▼▼▼
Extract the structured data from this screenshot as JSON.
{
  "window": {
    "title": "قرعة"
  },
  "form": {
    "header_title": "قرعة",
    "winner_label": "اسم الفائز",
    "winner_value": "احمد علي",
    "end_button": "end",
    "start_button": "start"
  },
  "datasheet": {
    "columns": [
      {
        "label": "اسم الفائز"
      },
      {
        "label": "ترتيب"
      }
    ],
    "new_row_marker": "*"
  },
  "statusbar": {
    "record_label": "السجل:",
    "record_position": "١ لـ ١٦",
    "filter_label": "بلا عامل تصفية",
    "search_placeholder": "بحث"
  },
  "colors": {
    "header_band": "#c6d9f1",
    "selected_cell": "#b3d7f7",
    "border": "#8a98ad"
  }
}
▲▲▲
**Required work**
Every entry must be output again, exactly as written above.

**The completed task**
Extract the structured data from this screenshot as JSON.
{
  "window": {
    "title": "قرعة"
  },
  "form": {
    "header_title": "قرعة",
    "winner_label": "اسم الفائز",
    "winner_value": "احمد علي",
    "end_button": "end",
    "start_button": "start"
  },
  "datasheet": {
    "columns": [
      {
        "label": "اسم الفائز"
      },
      {
        "label": "ترتيب"
      }
    ],
    "new_row_marker": "*"
  },
  "statusbar": {
    "record_label": "السجل:",
    "record_position": "١ لـ ١٦",
    "filter_label": "بلا عامل تصفية",
    "search_placeholder": "بحث"
  },
  "colors": {
    "header_band": "#c6d9f1",
    "selected_cell": "#b3d7f7",
    "border": "#8a98ad"
  }
}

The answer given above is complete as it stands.